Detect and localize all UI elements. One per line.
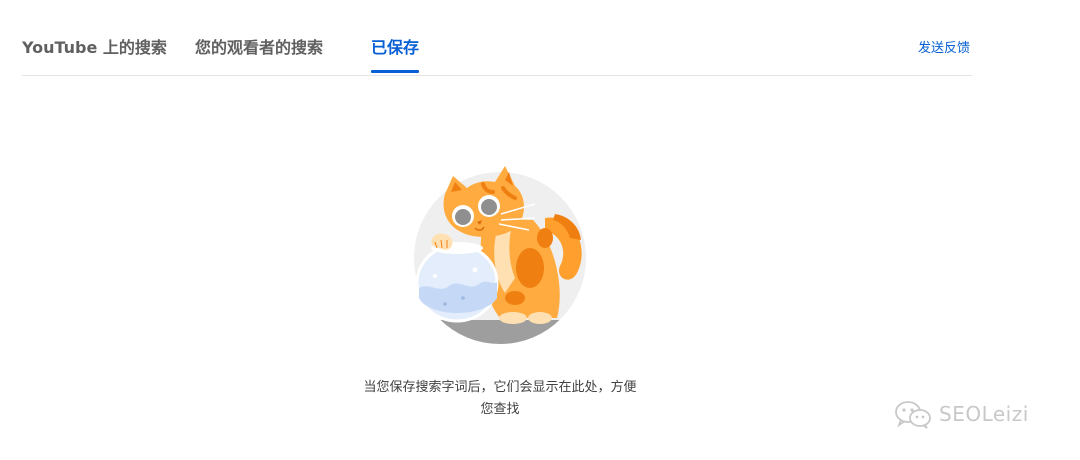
tab-label: 已保存 bbox=[371, 38, 420, 57]
saved-searches-page: YouTube 上的搜索 您的观看者的搜索 已保存 发送反馈 当您保存搜索字词后… bbox=[0, 0, 1080, 460]
empty-state-message: 当您保存搜索字词后，它们会显示在此处，方便 您查找 bbox=[340, 377, 660, 421]
cat-fishbowl-illustration bbox=[414, 166, 586, 344]
active-tab-indicator bbox=[371, 70, 420, 73]
tab-label: 您的观看者的搜索 bbox=[195, 38, 324, 57]
tab-saved[interactable]: 已保存 bbox=[371, 36, 420, 73]
empty-state-line-1: 当您保存搜索字词后，它们会显示在此处，方便 bbox=[363, 380, 637, 395]
tab-viewer-searches[interactable]: 您的观看者的搜索 bbox=[195, 36, 323, 60]
tab-label: YouTube 上的搜索 bbox=[22, 38, 167, 57]
wechat-icon bbox=[895, 401, 931, 429]
empty-state-line-2: 您查找 bbox=[480, 402, 520, 417]
tab-bar: YouTube 上的搜索 您的观看者的搜索 已保存 发送反馈 bbox=[22, 0, 972, 76]
watermark-text: SEOLeizi bbox=[939, 402, 1029, 426]
watermark: SEOLeizi bbox=[893, 398, 1029, 430]
tab-youtube-searches[interactable]: YouTube 上的搜索 bbox=[22, 36, 167, 60]
send-feedback-link[interactable]: 发送反馈 bbox=[918, 39, 970, 59]
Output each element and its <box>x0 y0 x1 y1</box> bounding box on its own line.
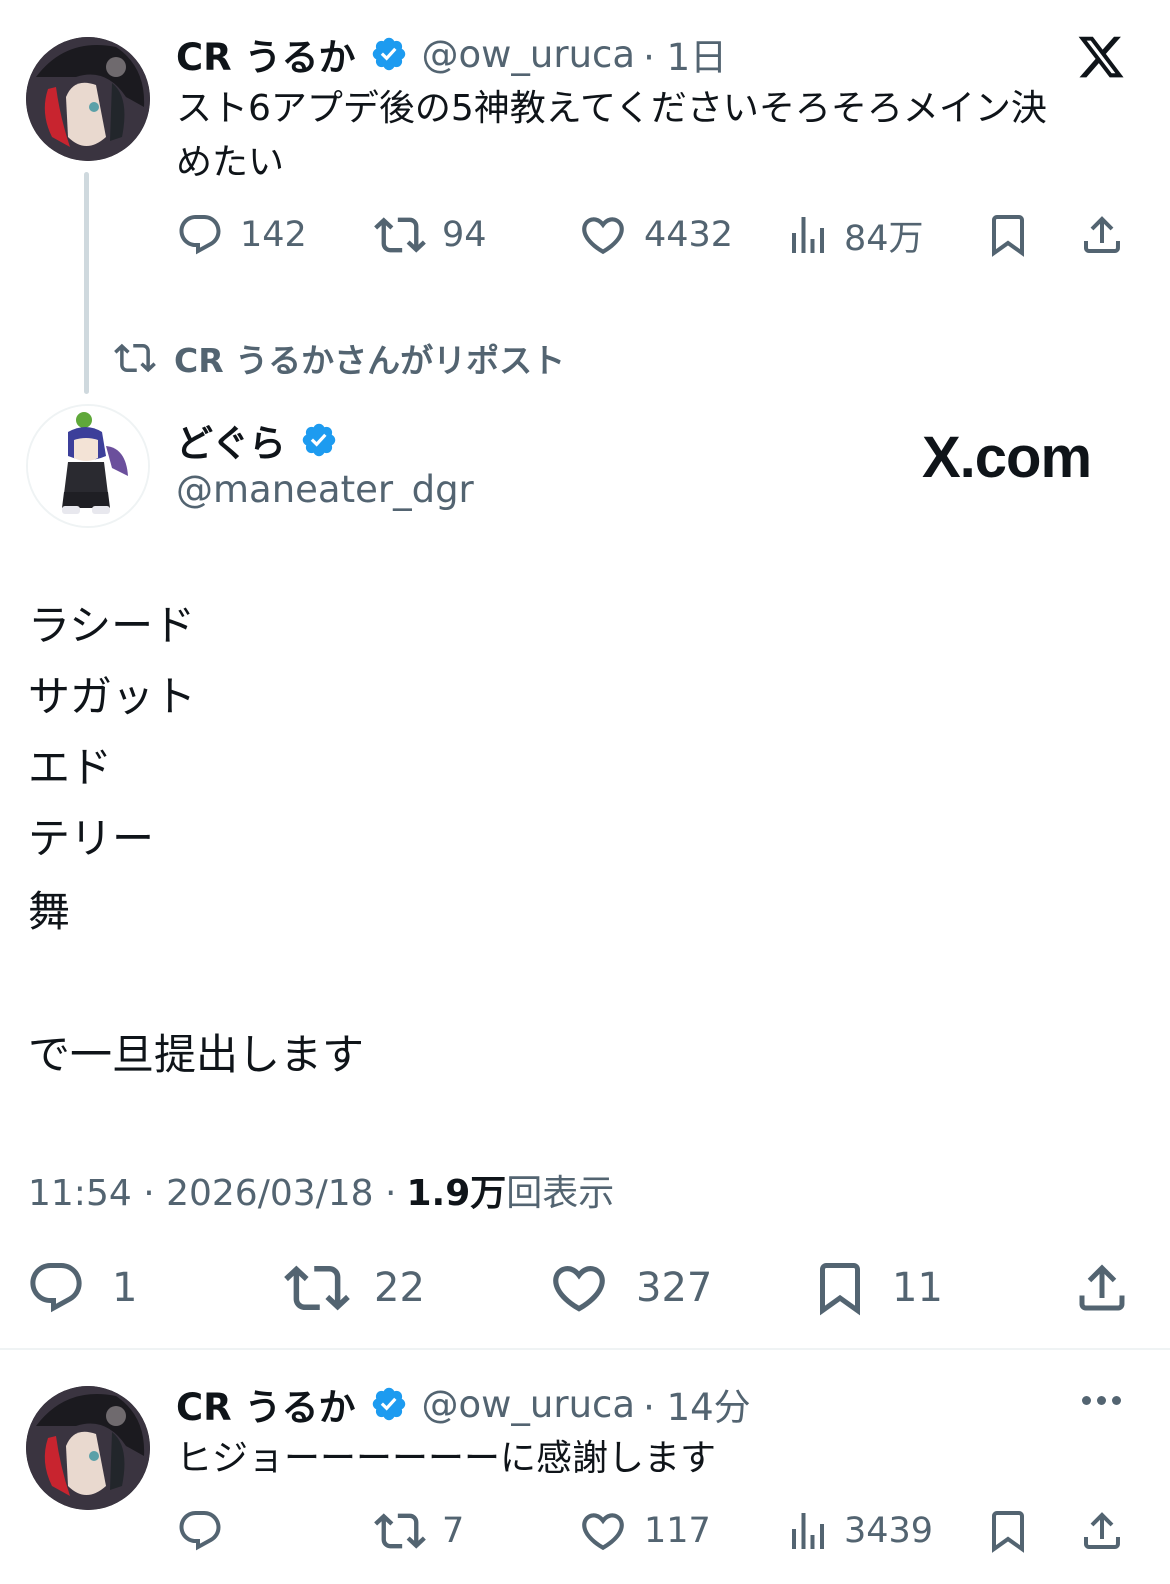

**Exercise brief:**
Quote the listing above word for word, leaving out the pictures.

**Exercise answer:**
Detect and localize all UI elements. One per line.
tab-label: 已保存 bbox=[371, 38, 420, 57]
saved-searches-page: YouTube 上的搜索 您的观看者的搜索 已保存 发送反馈 当您保存搜索字词后… bbox=[0, 0, 1080, 460]
empty-state-message: 当您保存搜索字词后，它们会显示在此处，方便 您查找 bbox=[340, 377, 660, 421]
cat-fishbowl-illustration bbox=[414, 166, 586, 344]
active-tab-indicator bbox=[371, 70, 420, 73]
tab-label: 您的观看者的搜索 bbox=[195, 38, 324, 57]
tab-saved[interactable]: 已保存 bbox=[371, 36, 420, 73]
empty-state-line-1: 当您保存搜索字词后，它们会显示在此处，方便 bbox=[363, 380, 637, 395]
tab-viewer-searches[interactable]: 您的观看者的搜索 bbox=[195, 36, 323, 60]
tab-label: YouTube 上的搜索 bbox=[22, 38, 167, 57]
wechat-icon bbox=[895, 401, 931, 429]
empty-state-line-2: 您查找 bbox=[480, 402, 520, 417]
tab-bar: YouTube 上的搜索 您的观看者的搜索 已保存 发送反馈 bbox=[22, 0, 972, 76]
watermark-text: SEOLeizi bbox=[939, 402, 1029, 426]
watermark: SEOLeizi bbox=[893, 398, 1029, 430]
tab-youtube-searches[interactable]: YouTube 上的搜索 bbox=[22, 36, 167, 60]
send-feedback-link[interactable]: 发送反馈 bbox=[918, 39, 970, 59]
Output each element and its <box>x0 y0 x1 y1</box> bounding box on its own line.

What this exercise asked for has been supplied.